- [WHAT YOU ARE ASKED TO DO]
Assemble all lines in which the string "this" appears.

- [DATASET RECORDS]
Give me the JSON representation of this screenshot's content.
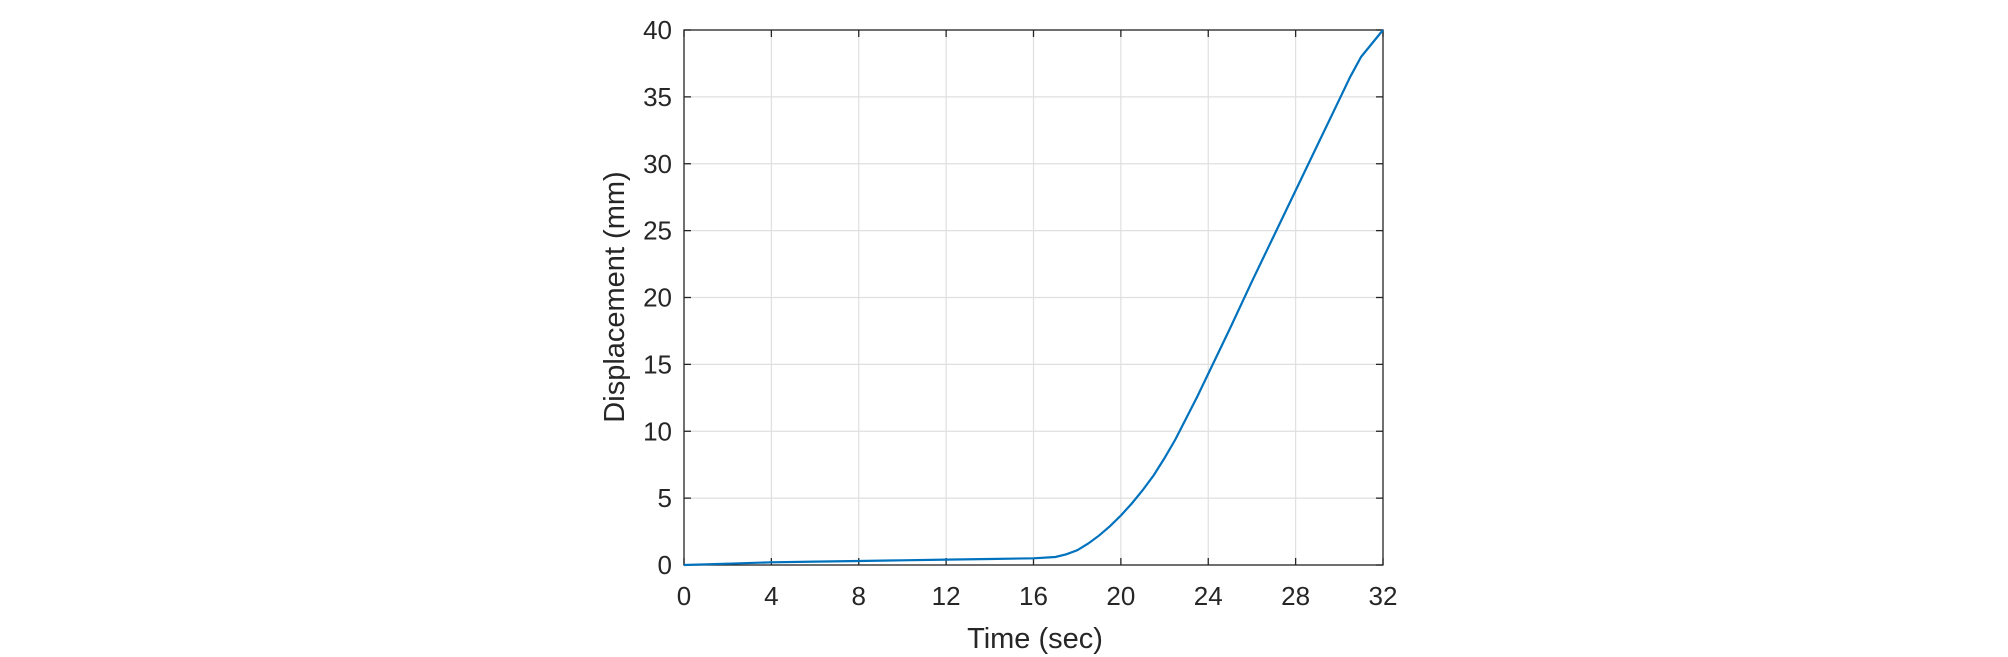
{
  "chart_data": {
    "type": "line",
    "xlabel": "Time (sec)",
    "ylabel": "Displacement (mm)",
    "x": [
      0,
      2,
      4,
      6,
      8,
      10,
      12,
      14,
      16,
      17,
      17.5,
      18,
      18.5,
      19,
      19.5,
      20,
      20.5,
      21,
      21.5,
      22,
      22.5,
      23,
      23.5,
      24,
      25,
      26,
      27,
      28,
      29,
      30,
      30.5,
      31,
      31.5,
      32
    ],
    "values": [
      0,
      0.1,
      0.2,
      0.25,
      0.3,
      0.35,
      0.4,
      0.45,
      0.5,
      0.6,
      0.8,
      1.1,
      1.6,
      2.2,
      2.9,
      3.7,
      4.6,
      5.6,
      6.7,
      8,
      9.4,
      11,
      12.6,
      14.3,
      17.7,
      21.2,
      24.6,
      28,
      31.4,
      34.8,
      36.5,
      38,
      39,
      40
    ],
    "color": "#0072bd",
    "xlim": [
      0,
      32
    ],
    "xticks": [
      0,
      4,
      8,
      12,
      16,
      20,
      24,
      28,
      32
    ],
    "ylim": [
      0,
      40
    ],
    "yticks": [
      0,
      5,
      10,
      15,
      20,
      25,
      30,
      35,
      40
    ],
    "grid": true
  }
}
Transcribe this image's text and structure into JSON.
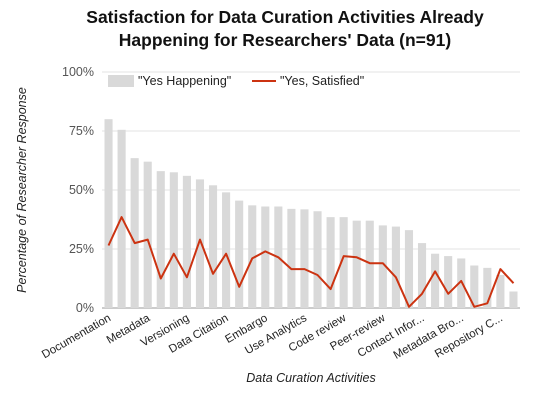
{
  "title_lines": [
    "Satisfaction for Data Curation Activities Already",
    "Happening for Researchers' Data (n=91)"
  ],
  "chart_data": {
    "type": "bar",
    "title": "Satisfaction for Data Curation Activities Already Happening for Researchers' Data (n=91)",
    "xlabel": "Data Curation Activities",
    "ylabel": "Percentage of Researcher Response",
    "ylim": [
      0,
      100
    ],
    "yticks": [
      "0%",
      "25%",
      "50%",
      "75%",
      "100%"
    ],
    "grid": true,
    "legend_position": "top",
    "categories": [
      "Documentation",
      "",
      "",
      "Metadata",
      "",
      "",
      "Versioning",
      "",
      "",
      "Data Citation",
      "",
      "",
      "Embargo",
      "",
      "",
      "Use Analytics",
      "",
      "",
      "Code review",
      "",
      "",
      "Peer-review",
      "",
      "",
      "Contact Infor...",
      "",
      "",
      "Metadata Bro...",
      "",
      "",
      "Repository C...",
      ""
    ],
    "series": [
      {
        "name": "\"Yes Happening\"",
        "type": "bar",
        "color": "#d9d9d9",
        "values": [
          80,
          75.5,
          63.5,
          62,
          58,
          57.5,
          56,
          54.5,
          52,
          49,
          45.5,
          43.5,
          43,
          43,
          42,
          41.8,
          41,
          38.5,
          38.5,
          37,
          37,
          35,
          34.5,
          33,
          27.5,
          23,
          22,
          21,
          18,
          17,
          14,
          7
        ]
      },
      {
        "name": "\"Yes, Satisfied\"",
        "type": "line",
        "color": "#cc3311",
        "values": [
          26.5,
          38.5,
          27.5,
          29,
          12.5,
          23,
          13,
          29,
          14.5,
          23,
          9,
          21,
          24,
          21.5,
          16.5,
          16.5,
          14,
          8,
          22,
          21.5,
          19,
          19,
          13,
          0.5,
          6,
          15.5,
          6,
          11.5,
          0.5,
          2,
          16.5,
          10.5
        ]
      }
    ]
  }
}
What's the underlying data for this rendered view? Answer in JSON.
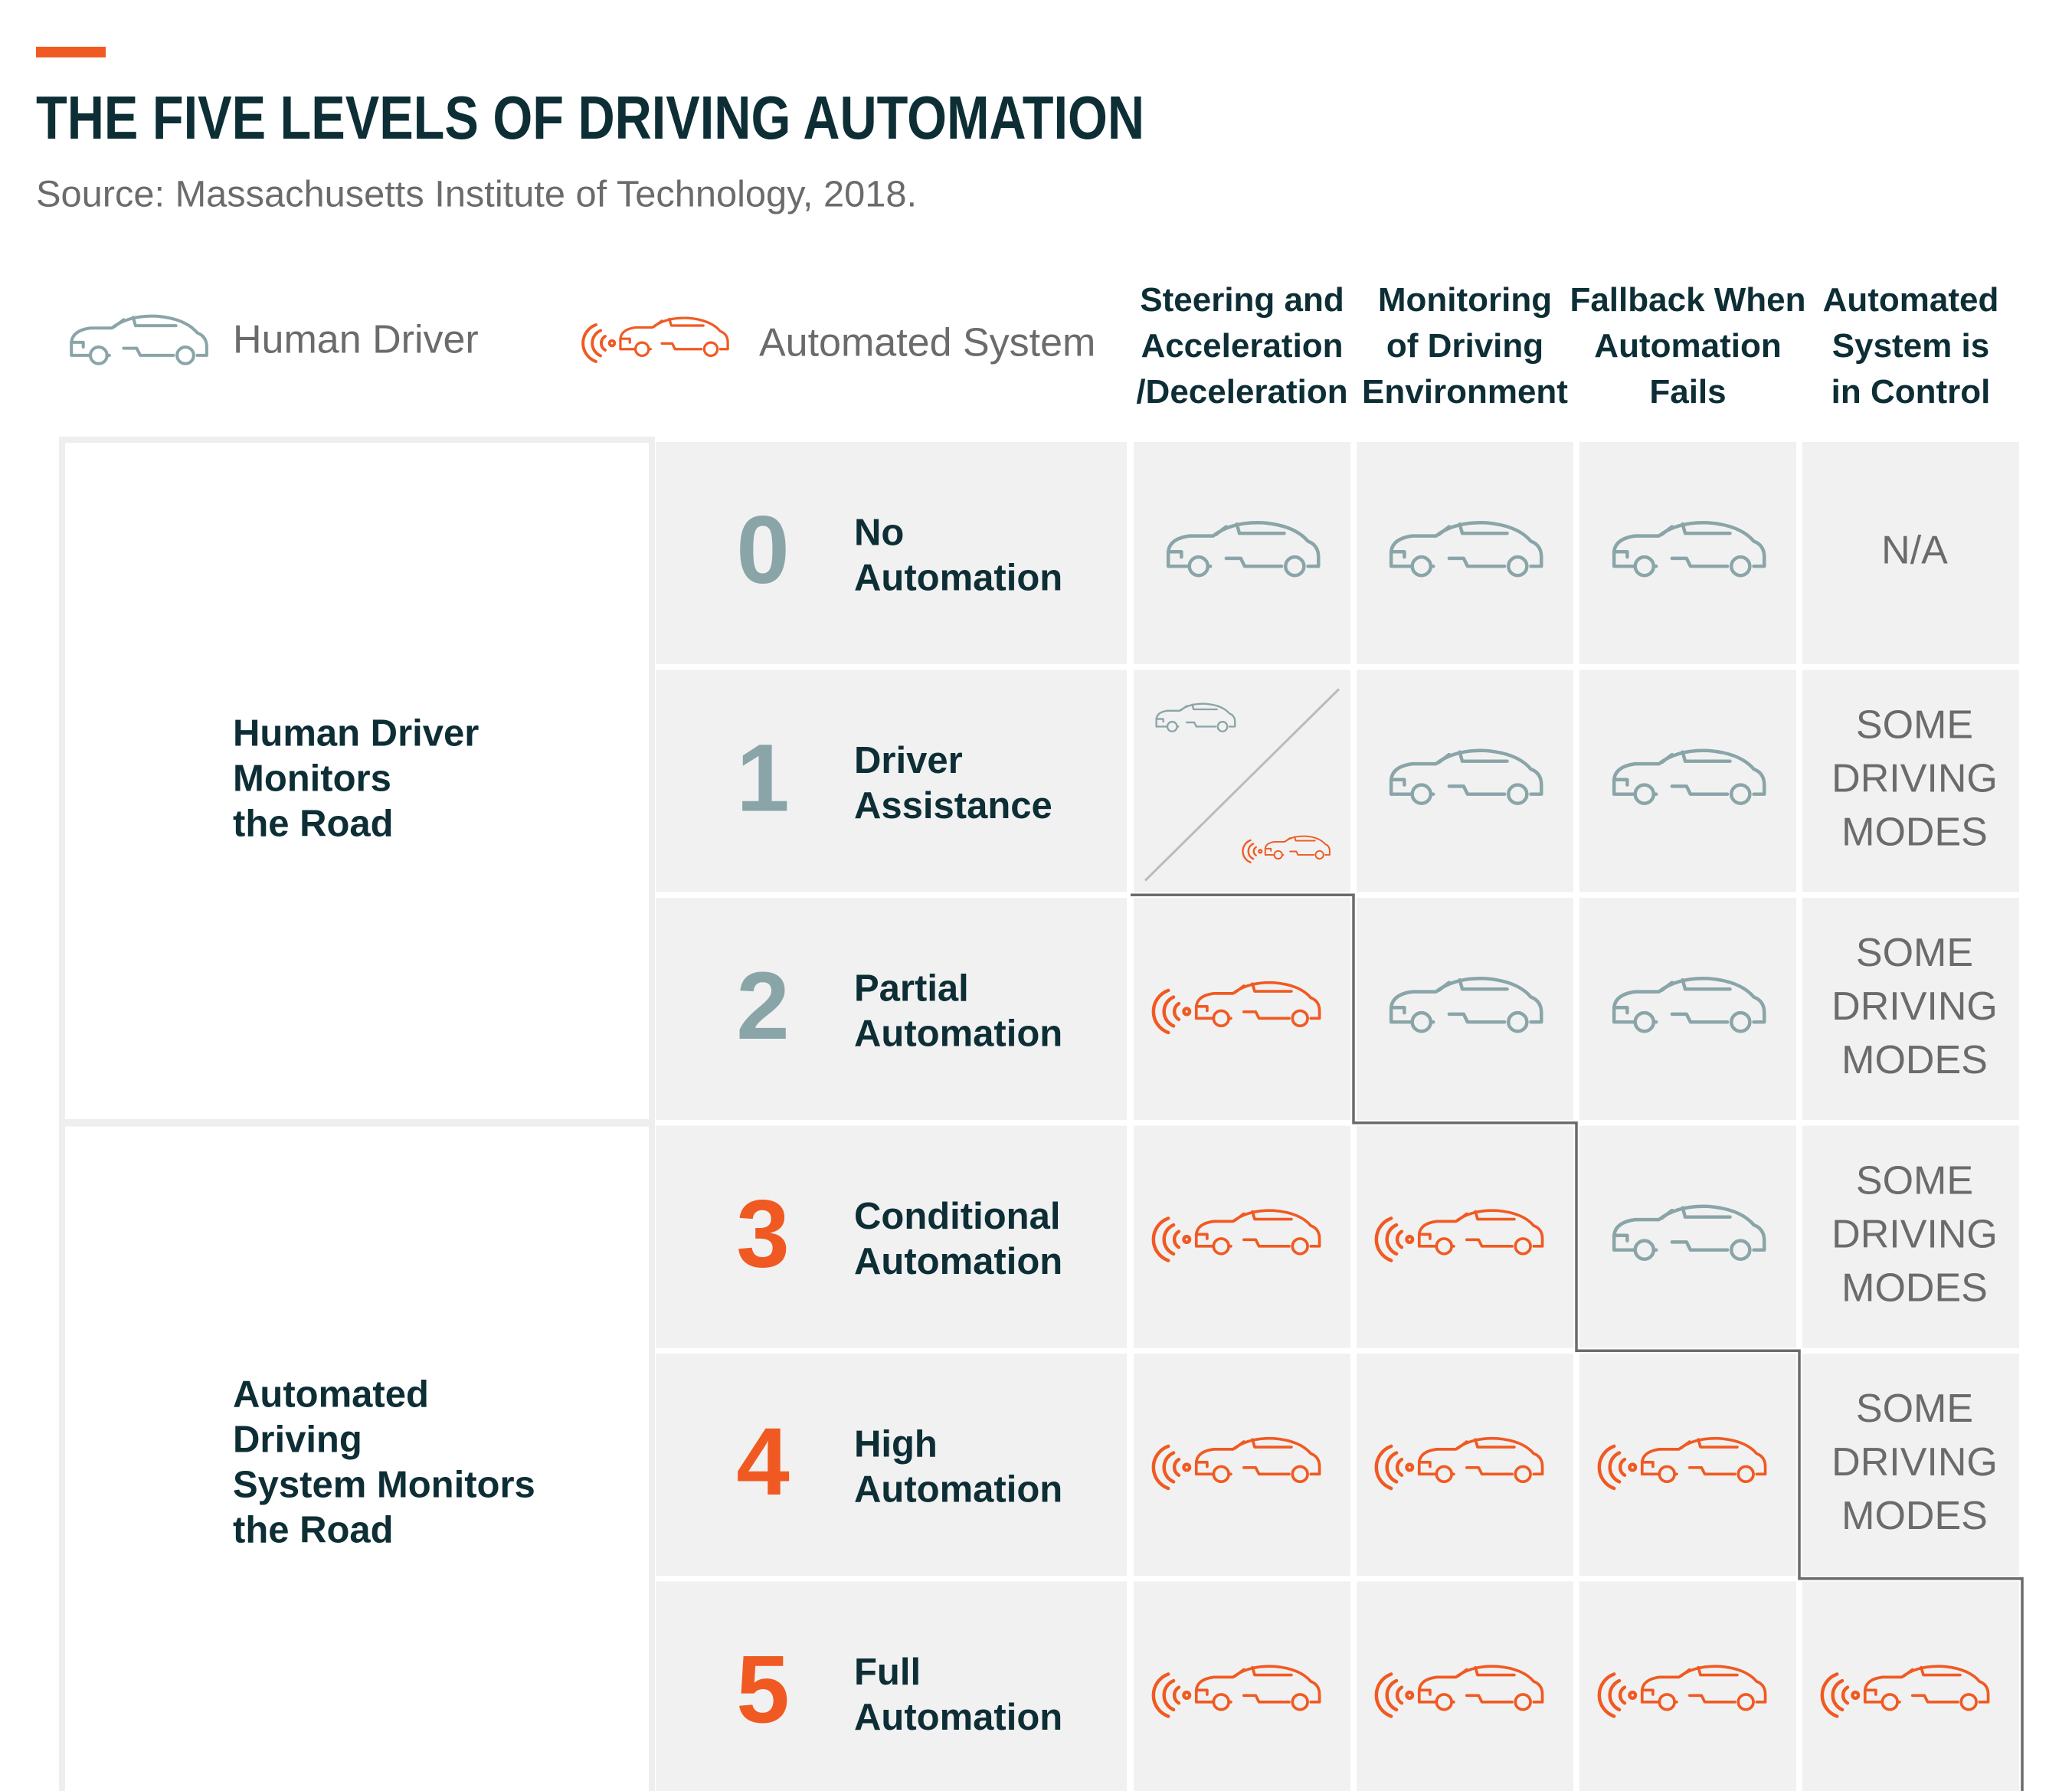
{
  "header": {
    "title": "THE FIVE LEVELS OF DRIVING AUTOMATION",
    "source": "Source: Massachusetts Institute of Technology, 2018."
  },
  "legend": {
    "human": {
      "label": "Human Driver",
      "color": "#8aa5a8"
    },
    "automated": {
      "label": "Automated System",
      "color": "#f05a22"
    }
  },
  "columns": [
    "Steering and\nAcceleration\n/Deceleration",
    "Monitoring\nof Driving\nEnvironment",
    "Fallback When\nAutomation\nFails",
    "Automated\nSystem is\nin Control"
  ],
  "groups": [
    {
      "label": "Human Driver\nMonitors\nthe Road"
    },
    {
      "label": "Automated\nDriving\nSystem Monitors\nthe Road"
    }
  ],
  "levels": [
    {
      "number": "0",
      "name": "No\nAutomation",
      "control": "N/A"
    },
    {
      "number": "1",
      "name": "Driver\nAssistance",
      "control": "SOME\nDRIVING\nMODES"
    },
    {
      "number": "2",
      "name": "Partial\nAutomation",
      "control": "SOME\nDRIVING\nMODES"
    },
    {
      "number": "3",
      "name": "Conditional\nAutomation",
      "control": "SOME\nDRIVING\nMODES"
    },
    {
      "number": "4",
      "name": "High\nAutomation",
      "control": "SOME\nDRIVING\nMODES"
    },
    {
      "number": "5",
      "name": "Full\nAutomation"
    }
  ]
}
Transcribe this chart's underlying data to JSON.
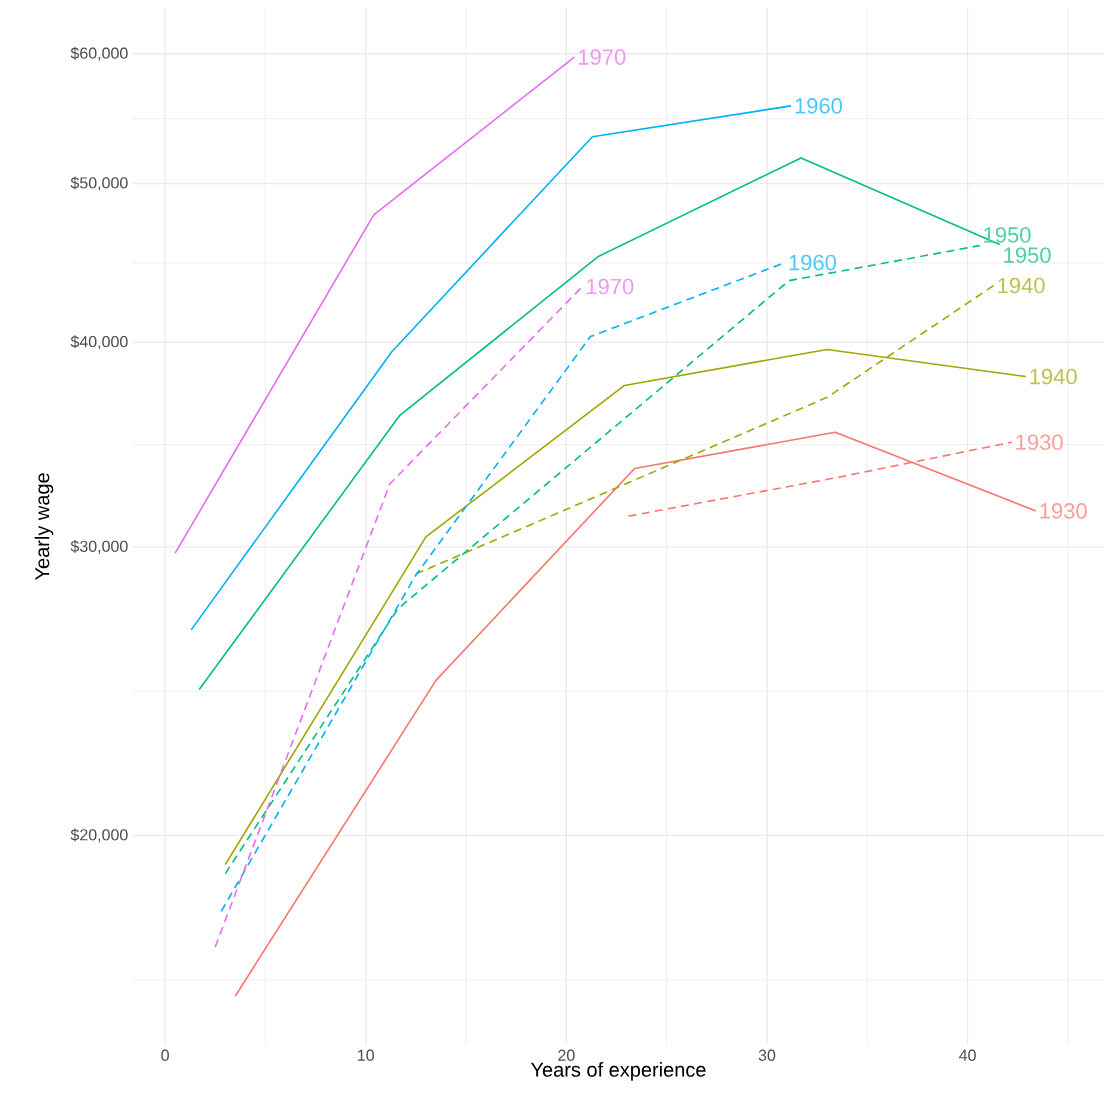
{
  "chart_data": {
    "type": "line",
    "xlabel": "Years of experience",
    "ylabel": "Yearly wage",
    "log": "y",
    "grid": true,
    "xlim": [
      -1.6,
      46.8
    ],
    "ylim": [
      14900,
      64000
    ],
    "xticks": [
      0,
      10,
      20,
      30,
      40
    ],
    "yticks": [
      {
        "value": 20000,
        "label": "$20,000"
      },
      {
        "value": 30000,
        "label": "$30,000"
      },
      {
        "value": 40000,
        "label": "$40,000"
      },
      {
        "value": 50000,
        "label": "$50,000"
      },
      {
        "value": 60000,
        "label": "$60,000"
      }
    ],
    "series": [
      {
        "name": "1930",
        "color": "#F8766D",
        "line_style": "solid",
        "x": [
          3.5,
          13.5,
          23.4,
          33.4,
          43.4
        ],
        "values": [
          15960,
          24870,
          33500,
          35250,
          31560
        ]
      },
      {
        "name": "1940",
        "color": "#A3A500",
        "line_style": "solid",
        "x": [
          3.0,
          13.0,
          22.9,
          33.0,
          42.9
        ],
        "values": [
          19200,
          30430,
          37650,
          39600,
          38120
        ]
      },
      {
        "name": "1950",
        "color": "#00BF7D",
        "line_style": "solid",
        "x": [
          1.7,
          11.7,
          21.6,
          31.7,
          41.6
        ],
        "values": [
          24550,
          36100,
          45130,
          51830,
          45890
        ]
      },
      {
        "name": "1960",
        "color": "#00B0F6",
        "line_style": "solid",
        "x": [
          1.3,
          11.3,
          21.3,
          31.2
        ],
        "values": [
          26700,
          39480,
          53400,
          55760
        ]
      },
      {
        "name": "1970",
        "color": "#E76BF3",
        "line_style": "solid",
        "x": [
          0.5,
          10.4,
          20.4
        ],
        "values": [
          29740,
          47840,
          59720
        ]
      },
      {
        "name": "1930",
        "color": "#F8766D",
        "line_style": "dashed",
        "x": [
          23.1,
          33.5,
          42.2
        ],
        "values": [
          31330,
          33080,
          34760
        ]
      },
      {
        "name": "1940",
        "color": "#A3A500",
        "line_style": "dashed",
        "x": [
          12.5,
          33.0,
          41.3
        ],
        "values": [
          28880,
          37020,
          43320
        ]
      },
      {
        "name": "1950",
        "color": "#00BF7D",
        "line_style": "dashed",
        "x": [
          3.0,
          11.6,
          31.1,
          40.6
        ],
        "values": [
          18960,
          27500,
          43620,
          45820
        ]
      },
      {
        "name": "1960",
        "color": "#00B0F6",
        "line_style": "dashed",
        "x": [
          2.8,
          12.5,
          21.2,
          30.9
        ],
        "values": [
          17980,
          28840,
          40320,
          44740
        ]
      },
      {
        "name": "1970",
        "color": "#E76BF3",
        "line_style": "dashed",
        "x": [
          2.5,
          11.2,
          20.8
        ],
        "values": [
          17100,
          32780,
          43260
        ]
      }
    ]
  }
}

- [CORRECT RESULT]
Give me the JSON representation of this screenshot's content.
Transcribe this image's text and structure into JSON.
What's the underlying data for this rendered view? Answer in JSON.
Transcribe this chart's underlying data to JSON.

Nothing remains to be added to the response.